• [Task details]: Make an exact copy of all the entries, with the pictures left out.

— START OF Data to process —

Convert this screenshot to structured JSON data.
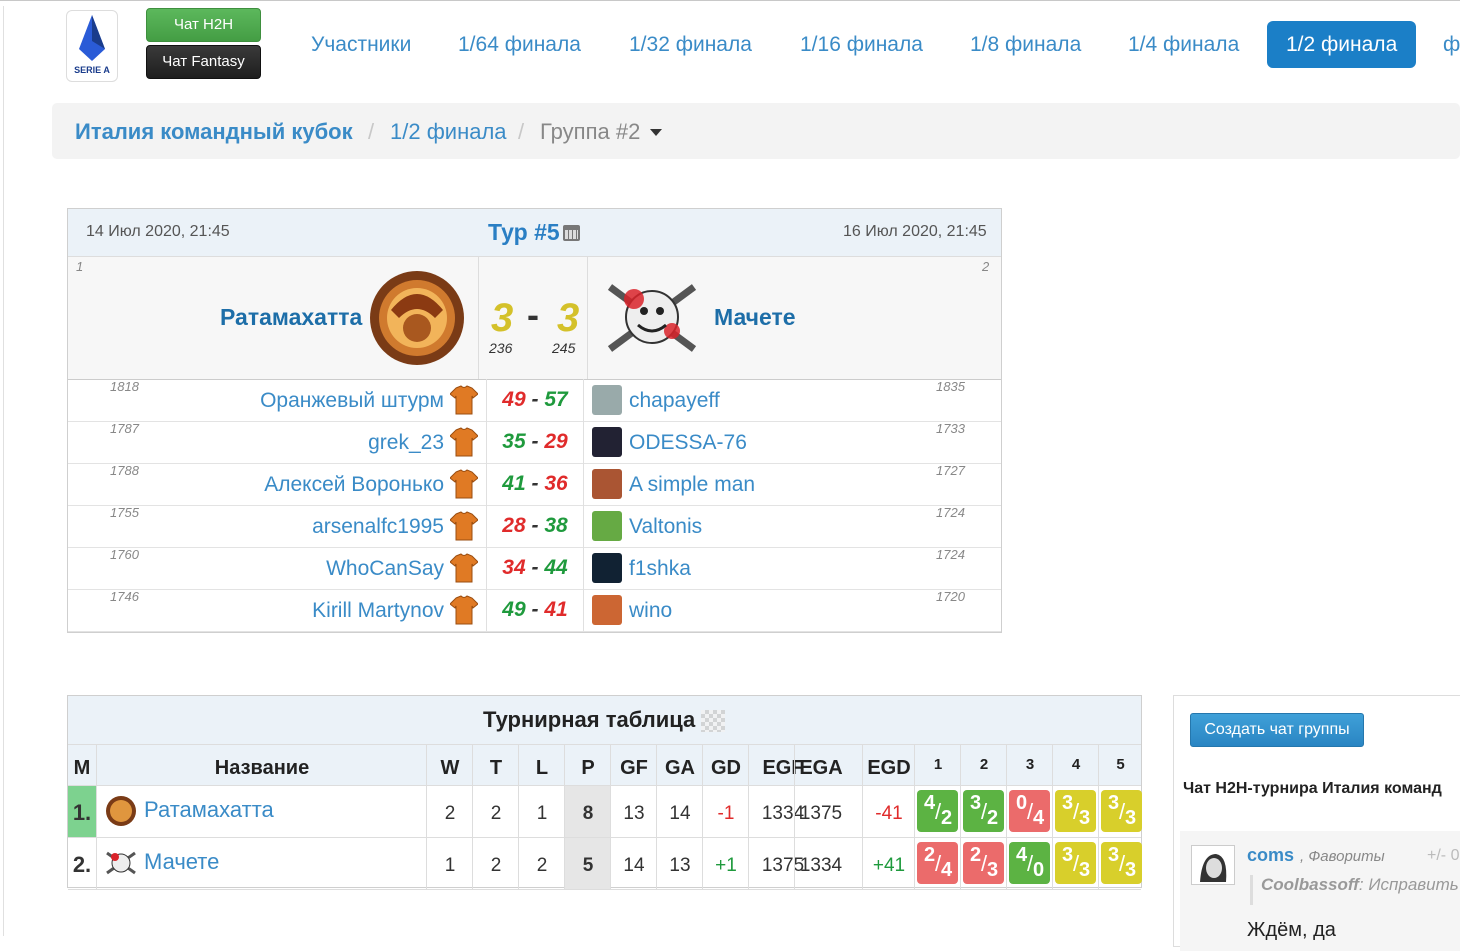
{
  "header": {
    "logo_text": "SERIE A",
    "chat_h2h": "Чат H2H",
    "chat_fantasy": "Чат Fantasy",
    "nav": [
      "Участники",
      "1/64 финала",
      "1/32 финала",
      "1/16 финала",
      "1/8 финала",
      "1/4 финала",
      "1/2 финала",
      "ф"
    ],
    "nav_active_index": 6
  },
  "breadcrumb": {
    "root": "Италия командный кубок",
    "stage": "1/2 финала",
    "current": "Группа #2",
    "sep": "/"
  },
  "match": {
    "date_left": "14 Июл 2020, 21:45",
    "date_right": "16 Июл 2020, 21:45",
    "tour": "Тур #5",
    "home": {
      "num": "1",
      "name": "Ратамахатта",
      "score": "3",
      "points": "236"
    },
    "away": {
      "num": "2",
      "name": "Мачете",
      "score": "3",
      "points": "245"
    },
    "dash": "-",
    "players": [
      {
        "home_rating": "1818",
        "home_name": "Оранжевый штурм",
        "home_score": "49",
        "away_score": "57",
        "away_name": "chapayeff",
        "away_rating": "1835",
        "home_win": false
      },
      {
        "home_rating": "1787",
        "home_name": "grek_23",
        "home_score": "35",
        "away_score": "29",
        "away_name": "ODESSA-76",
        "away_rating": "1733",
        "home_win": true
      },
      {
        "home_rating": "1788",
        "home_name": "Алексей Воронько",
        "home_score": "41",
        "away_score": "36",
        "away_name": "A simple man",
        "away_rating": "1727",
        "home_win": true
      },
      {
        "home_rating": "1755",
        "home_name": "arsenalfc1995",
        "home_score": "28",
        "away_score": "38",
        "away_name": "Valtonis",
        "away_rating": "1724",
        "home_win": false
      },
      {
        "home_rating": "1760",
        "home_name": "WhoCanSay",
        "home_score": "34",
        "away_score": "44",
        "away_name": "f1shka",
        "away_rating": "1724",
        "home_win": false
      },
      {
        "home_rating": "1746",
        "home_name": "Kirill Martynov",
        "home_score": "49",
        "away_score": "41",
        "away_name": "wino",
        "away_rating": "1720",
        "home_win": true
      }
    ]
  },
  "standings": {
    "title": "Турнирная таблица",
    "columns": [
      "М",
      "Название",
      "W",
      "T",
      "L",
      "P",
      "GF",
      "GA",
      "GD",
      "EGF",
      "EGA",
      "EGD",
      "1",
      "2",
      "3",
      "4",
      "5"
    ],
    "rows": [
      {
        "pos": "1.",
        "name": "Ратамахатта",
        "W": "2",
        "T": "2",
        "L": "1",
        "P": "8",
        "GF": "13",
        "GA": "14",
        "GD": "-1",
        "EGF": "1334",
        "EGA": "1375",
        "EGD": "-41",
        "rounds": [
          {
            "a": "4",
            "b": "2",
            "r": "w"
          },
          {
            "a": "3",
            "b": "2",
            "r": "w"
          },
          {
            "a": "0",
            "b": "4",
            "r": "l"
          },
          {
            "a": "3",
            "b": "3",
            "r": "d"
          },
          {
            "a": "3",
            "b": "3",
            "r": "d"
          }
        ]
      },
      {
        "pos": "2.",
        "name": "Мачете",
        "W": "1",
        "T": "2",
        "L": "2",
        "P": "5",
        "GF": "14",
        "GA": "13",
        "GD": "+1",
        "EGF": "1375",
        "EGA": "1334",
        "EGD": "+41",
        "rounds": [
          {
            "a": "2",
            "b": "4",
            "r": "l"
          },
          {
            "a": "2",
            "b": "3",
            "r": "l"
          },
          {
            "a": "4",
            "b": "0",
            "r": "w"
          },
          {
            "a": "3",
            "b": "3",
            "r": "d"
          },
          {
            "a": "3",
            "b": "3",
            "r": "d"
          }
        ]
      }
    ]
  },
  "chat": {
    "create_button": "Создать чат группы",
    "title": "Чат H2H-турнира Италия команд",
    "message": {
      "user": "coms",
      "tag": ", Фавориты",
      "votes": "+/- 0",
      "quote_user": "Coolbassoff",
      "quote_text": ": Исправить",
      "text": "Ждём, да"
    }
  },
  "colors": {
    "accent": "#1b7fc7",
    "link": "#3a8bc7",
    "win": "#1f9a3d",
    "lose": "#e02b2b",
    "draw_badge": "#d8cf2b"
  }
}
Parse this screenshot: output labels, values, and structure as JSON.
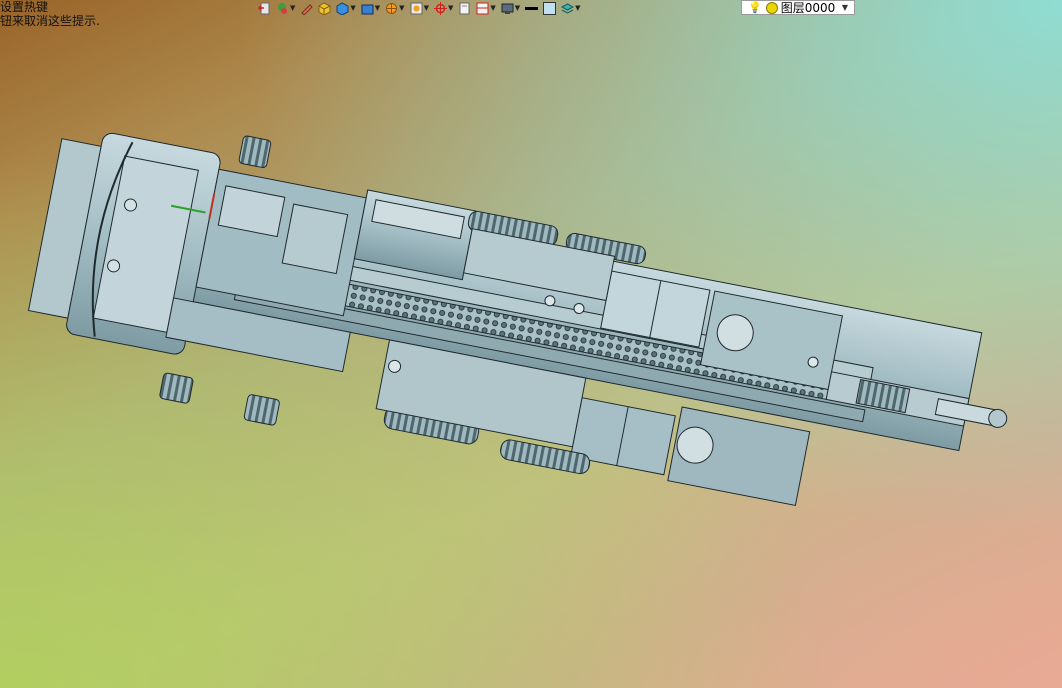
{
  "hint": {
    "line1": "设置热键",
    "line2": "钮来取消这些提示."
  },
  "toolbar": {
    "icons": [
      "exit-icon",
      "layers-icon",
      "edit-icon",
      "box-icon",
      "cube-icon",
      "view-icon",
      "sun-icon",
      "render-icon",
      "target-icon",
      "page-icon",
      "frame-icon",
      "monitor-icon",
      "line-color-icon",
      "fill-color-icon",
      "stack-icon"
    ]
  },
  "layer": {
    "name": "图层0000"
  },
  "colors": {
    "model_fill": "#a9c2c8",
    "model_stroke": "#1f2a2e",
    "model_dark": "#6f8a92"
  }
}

— END OF Data to process —

• [Full answer]:
Convert this screenshot to structured JSON data.
{
  "header": {
    "logo_text": "SERIE A",
    "chat_h2h": "Чат H2H",
    "chat_fantasy": "Чат Fantasy",
    "nav": [
      "Участники",
      "1/64 финала",
      "1/32 финала",
      "1/16 финала",
      "1/8 финала",
      "1/4 финала",
      "1/2 финала",
      "ф"
    ],
    "nav_active_index": 6
  },
  "breadcrumb": {
    "root": "Италия командный кубок",
    "stage": "1/2 финала",
    "current": "Группа #2",
    "sep": "/"
  },
  "match": {
    "date_left": "14 Июл 2020, 21:45",
    "date_right": "16 Июл 2020, 21:45",
    "tour": "Тур #5",
    "home": {
      "num": "1",
      "name": "Ратамахатта",
      "score": "3",
      "points": "236"
    },
    "away": {
      "num": "2",
      "name": "Мачете",
      "score": "3",
      "points": "245"
    },
    "dash": "-",
    "players": [
      {
        "home_rating": "1818",
        "home_name": "Оранжевый штурм",
        "home_score": "49",
        "away_score": "57",
        "away_name": "chapayeff",
        "away_rating": "1835",
        "home_win": false
      },
      {
        "home_rating": "1787",
        "home_name": "grek_23",
        "home_score": "35",
        "away_score": "29",
        "away_name": "ODESSA-76",
        "away_rating": "1733",
        "home_win": true
      },
      {
        "home_rating": "1788",
        "home_name": "Алексей Воронько",
        "home_score": "41",
        "away_score": "36",
        "away_name": "A simple man",
        "away_rating": "1727",
        "home_win": true
      },
      {
        "home_rating": "1755",
        "home_name": "arsenalfc1995",
        "home_score": "28",
        "away_score": "38",
        "away_name": "Valtonis",
        "away_rating": "1724",
        "home_win": false
      },
      {
        "home_rating": "1760",
        "home_name": "WhoCanSay",
        "home_score": "34",
        "away_score": "44",
        "away_name": "f1shka",
        "away_rating": "1724",
        "home_win": false
      },
      {
        "home_rating": "1746",
        "home_name": "Kirill Martynov",
        "home_score": "49",
        "away_score": "41",
        "away_name": "wino",
        "away_rating": "1720",
        "home_win": true
      }
    ]
  },
  "standings": {
    "title": "Турнирная таблица",
    "columns": [
      "М",
      "Название",
      "W",
      "T",
      "L",
      "P",
      "GF",
      "GA",
      "GD",
      "EGF",
      "EGA",
      "EGD",
      "1",
      "2",
      "3",
      "4",
      "5"
    ],
    "rows": [
      {
        "pos": "1.",
        "name": "Ратамахатта",
        "W": "2",
        "T": "2",
        "L": "1",
        "P": "8",
        "GF": "13",
        "GA": "14",
        "GD": "-1",
        "EGF": "1334",
        "EGA": "1375",
        "EGD": "-41",
        "rounds": [
          {
            "a": "4",
            "b": "2",
            "r": "w"
          },
          {
            "a": "3",
            "b": "2",
            "r": "w"
          },
          {
            "a": "0",
            "b": "4",
            "r": "l"
          },
          {
            "a": "3",
            "b": "3",
            "r": "d"
          },
          {
            "a": "3",
            "b": "3",
            "r": "d"
          }
        ]
      },
      {
        "pos": "2.",
        "name": "Мачете",
        "W": "1",
        "T": "2",
        "L": "2",
        "P": "5",
        "GF": "14",
        "GA": "13",
        "GD": "+1",
        "EGF": "1375",
        "EGA": "1334",
        "EGD": "+41",
        "rounds": [
          {
            "a": "2",
            "b": "4",
            "r": "l"
          },
          {
            "a": "2",
            "b": "3",
            "r": "l"
          },
          {
            "a": "4",
            "b": "0",
            "r": "w"
          },
          {
            "a": "3",
            "b": "3",
            "r": "d"
          },
          {
            "a": "3",
            "b": "3",
            "r": "d"
          }
        ]
      }
    ]
  },
  "chat": {
    "create_button": "Создать чат группы",
    "title": "Чат H2H-турнира Италия команд",
    "message": {
      "user": "coms",
      "tag": ", Фавориты",
      "votes": "+/- 0",
      "quote_user": "Coolbassoff",
      "quote_text": ": Исправить",
      "text": "Ждём, да"
    }
  },
  "colors": {
    "accent": "#1b7fc7",
    "link": "#3a8bc7",
    "win": "#1f9a3d",
    "lose": "#e02b2b",
    "draw_badge": "#d8cf2b"
  }
}
Parse this screenshot: output labels, values, and structure as JSON.
{
  "hint": {
    "line1": "设置热键",
    "line2": "钮来取消这些提示."
  },
  "toolbar": {
    "icons": [
      "exit-icon",
      "layers-icon",
      "edit-icon",
      "box-icon",
      "cube-icon",
      "view-icon",
      "sun-icon",
      "render-icon",
      "target-icon",
      "page-icon",
      "frame-icon",
      "monitor-icon",
      "line-color-icon",
      "fill-color-icon",
      "stack-icon"
    ]
  },
  "layer": {
    "name": "图层0000"
  },
  "colors": {
    "model_fill": "#a9c2c8",
    "model_stroke": "#1f2a2e",
    "model_dark": "#6f8a92"
  }
}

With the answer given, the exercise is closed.